### [Required task]
Isolate every line in the records below with "title" in it.
◆ ◆ ◆ ◆
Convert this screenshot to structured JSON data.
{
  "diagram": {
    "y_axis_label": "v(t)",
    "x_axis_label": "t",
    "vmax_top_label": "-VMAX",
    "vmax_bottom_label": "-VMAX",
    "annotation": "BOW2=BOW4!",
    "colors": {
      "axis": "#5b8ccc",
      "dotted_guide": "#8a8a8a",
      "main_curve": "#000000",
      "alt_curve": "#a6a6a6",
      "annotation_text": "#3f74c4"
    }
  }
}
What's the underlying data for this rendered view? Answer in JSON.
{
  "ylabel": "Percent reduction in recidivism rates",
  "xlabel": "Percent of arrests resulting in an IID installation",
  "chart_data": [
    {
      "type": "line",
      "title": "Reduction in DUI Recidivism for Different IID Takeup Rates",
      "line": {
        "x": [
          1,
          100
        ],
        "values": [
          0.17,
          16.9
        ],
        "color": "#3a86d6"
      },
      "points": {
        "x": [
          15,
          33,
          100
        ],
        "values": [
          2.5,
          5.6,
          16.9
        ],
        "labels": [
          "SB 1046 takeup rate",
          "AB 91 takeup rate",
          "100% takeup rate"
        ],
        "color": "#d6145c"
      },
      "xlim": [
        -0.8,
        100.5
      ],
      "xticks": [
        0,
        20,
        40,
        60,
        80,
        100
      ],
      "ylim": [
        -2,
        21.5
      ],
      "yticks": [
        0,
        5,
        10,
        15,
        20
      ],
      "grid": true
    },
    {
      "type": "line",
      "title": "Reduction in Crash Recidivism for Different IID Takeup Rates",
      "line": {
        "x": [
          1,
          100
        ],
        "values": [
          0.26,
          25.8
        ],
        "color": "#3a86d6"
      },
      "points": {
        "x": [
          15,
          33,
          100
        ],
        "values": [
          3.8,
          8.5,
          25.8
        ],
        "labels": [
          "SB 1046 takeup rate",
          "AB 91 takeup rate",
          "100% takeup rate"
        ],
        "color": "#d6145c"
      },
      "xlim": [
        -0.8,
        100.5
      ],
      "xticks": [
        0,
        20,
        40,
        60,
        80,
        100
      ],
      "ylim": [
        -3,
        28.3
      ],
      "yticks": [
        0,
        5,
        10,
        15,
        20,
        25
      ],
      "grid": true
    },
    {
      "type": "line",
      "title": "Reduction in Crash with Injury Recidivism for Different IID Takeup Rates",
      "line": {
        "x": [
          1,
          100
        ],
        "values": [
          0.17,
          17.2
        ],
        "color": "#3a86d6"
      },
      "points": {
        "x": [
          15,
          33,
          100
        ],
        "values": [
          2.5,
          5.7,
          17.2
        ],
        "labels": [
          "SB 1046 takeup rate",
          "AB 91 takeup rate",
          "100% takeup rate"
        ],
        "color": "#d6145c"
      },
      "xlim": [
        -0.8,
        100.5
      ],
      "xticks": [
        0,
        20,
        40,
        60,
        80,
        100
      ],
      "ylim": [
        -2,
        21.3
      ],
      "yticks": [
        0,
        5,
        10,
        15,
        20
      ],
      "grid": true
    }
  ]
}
◆ ◆ ◆ ◆
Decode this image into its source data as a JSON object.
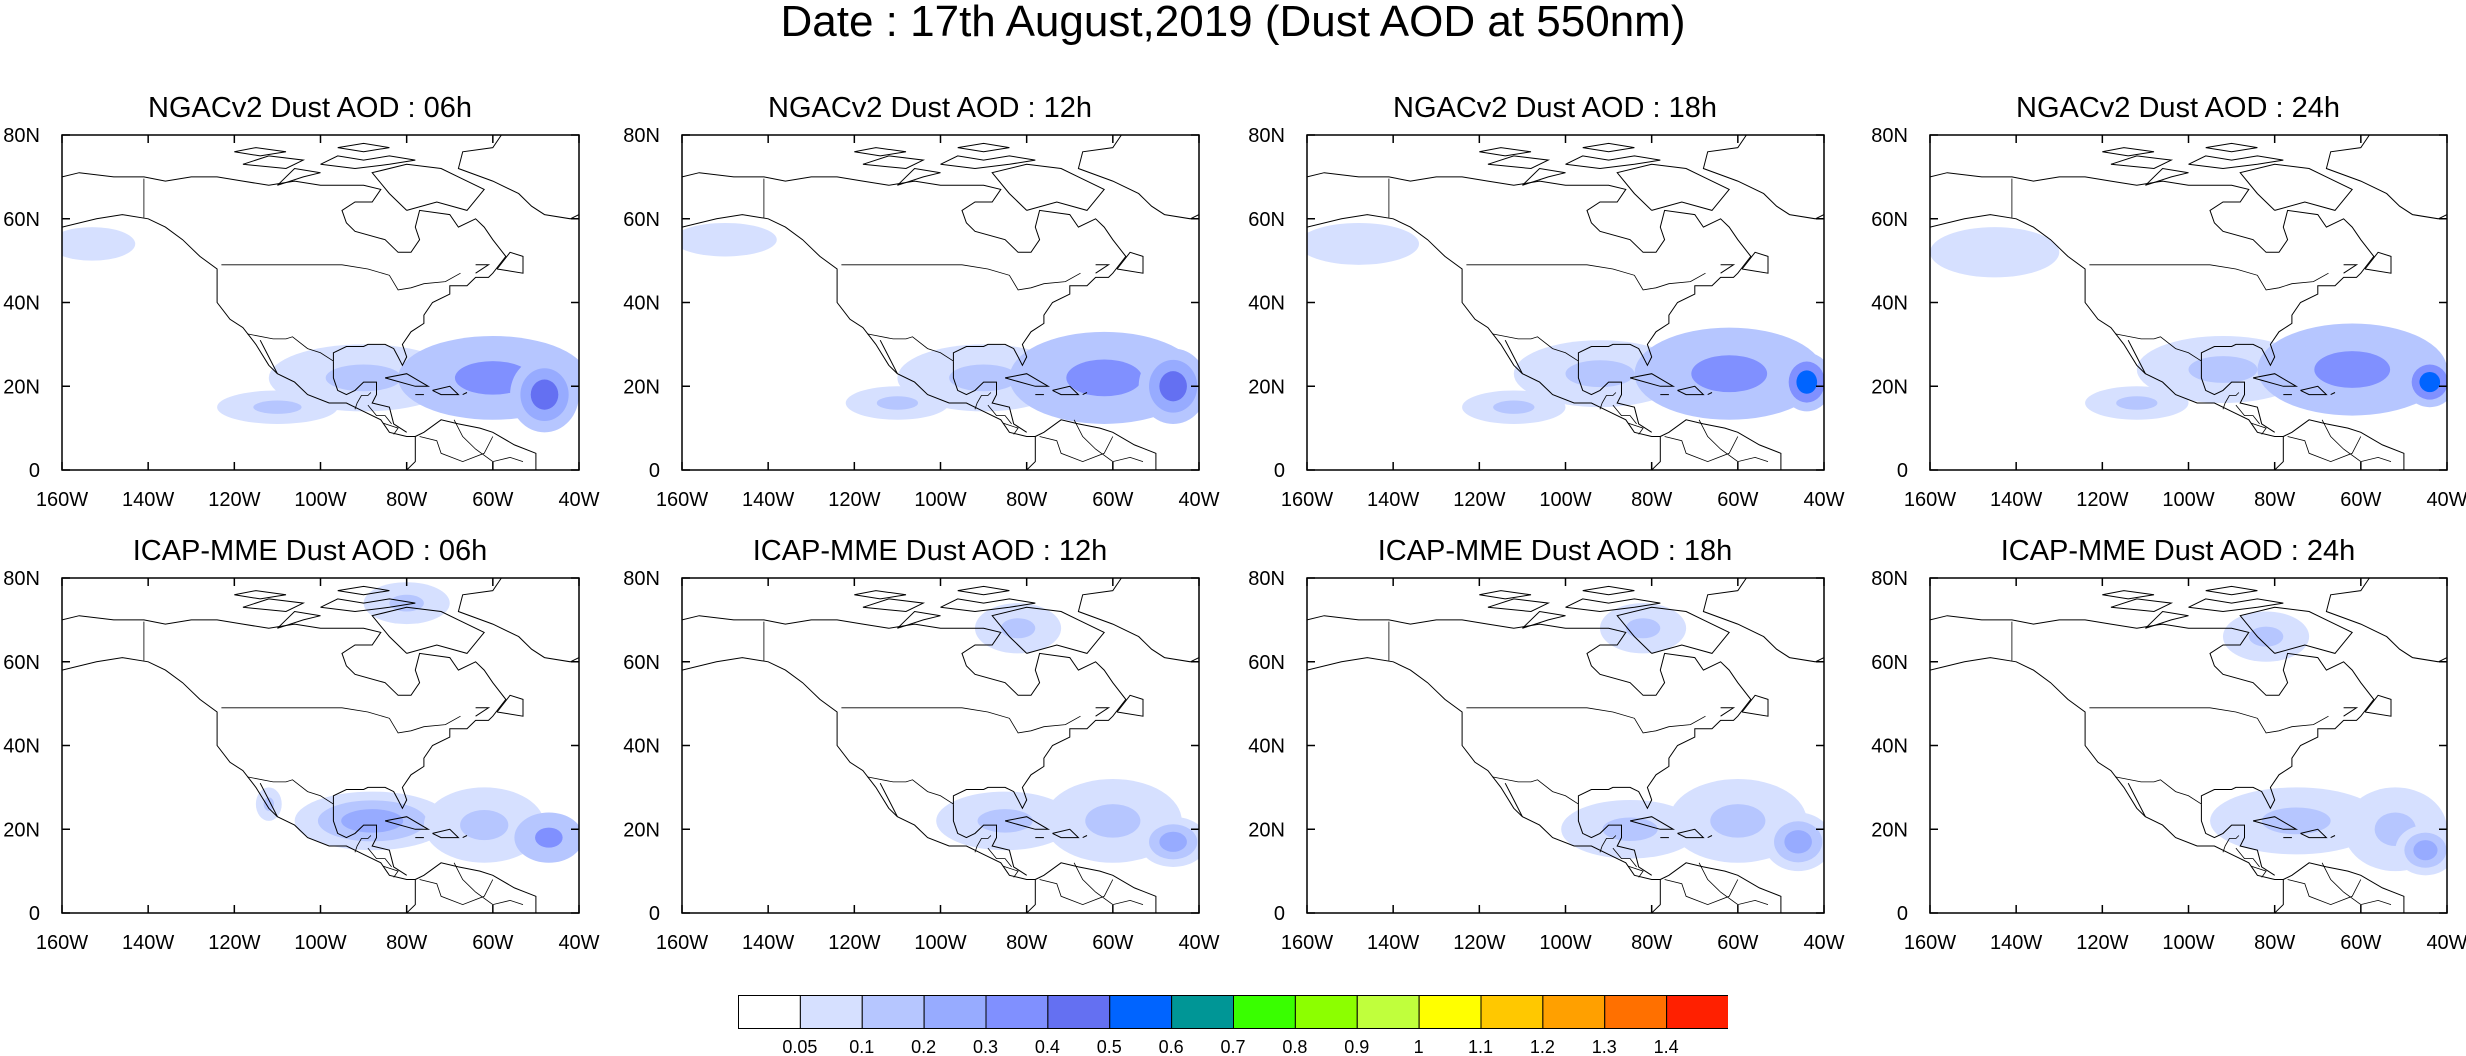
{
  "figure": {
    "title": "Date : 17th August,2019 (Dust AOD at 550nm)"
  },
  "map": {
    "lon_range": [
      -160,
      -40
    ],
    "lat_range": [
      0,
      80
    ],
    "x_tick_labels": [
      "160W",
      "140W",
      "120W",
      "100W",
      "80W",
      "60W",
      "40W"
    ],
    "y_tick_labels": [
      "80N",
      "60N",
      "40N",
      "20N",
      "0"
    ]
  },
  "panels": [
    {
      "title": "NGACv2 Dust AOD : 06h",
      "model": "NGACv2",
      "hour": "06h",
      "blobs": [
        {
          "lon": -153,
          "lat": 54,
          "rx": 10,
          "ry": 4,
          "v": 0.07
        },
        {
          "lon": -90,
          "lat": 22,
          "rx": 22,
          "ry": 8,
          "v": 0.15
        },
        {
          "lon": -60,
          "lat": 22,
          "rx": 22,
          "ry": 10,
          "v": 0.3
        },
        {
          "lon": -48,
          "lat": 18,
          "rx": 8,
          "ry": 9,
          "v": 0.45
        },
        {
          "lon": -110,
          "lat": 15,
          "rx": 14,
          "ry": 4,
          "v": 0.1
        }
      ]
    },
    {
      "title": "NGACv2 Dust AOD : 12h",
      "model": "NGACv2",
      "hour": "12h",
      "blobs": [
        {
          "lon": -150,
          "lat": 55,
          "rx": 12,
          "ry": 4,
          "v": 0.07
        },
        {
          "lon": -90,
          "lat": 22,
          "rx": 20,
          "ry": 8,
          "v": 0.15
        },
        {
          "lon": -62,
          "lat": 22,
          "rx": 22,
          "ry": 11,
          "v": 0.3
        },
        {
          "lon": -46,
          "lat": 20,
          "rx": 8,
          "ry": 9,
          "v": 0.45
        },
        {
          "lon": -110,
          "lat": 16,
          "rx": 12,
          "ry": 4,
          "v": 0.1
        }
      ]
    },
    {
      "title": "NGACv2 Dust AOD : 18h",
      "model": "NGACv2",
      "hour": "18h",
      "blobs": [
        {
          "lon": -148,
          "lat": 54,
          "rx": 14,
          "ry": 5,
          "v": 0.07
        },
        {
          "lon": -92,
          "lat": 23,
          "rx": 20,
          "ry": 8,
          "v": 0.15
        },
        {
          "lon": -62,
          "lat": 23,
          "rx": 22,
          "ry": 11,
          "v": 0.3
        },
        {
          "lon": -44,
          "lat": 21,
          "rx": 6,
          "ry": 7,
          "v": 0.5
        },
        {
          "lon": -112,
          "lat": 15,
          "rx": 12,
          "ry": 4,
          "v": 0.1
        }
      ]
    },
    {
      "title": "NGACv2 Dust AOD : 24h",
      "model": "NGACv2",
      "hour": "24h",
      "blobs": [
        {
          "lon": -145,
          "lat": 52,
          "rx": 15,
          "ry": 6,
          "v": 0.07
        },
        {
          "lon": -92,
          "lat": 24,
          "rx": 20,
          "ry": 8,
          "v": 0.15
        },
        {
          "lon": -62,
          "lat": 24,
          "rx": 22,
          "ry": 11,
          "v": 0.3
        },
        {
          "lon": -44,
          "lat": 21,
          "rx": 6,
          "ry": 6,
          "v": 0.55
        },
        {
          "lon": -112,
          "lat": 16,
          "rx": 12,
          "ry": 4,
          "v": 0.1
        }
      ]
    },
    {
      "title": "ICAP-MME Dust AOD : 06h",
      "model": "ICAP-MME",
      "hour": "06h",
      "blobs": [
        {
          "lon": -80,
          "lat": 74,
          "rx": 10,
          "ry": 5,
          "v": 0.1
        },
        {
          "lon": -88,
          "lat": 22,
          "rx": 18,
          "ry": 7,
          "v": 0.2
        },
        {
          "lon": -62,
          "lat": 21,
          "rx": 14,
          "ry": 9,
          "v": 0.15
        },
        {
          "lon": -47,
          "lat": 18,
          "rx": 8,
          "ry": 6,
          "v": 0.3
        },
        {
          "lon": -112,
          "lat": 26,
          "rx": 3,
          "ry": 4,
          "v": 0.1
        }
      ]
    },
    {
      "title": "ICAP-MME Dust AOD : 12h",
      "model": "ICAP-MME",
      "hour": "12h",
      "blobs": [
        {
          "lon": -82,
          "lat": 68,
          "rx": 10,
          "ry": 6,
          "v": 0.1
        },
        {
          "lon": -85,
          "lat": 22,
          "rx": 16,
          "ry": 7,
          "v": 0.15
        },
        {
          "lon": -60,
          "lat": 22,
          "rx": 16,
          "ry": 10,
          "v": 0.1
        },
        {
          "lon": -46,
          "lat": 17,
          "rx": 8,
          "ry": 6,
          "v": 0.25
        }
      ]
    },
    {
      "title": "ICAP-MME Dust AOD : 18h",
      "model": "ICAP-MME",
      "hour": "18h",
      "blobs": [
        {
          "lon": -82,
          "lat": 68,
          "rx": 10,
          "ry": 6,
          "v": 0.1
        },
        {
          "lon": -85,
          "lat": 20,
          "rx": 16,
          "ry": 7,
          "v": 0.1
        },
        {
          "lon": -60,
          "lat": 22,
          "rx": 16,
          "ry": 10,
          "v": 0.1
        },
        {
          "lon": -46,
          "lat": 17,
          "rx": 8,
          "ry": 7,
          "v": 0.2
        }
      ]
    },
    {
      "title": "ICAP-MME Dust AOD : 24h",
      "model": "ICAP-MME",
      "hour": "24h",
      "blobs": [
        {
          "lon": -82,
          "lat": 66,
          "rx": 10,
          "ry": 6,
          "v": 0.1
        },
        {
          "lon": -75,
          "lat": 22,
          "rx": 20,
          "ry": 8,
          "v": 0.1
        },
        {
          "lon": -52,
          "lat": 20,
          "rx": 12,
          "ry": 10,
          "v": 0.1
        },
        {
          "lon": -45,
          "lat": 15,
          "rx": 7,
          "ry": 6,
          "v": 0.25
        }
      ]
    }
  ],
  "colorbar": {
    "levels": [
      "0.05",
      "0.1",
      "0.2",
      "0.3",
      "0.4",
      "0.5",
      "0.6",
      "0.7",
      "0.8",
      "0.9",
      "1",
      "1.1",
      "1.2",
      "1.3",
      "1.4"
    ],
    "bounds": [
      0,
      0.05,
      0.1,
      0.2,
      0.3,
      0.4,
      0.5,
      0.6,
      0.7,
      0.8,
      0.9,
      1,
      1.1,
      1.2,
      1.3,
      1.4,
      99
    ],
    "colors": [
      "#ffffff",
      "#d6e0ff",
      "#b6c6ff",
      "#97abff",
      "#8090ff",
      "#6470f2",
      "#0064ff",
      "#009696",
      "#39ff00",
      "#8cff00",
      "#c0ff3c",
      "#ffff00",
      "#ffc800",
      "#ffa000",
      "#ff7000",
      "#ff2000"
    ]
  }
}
◆ ◆ ◆ ◆
### [Output for this task]
      "title": "Reduction in DUI Recidivism for Different IID Takeup Rates",
      "title": "Reduction in Crash Recidivism for Different IID Takeup Rates",
      "title": "Reduction in Crash with Injury Recidivism for Different IID Takeup Rates",
    "title": "Date : 17th August,2019 (Dust AOD at 550nm)"
      "title": "NGACv2 Dust AOD : 06h",
      "title": "NGACv2 Dust AOD : 12h",
      "title": "NGACv2 Dust AOD : 18h",
      "title": "NGACv2 Dust AOD : 24h",
      "title": "ICAP-MME Dust AOD : 06h",
      "title": "ICAP-MME Dust AOD : 12h",
      "title": "ICAP-MME Dust AOD : 18h",
      "title": "ICAP-MME Dust AOD : 24h",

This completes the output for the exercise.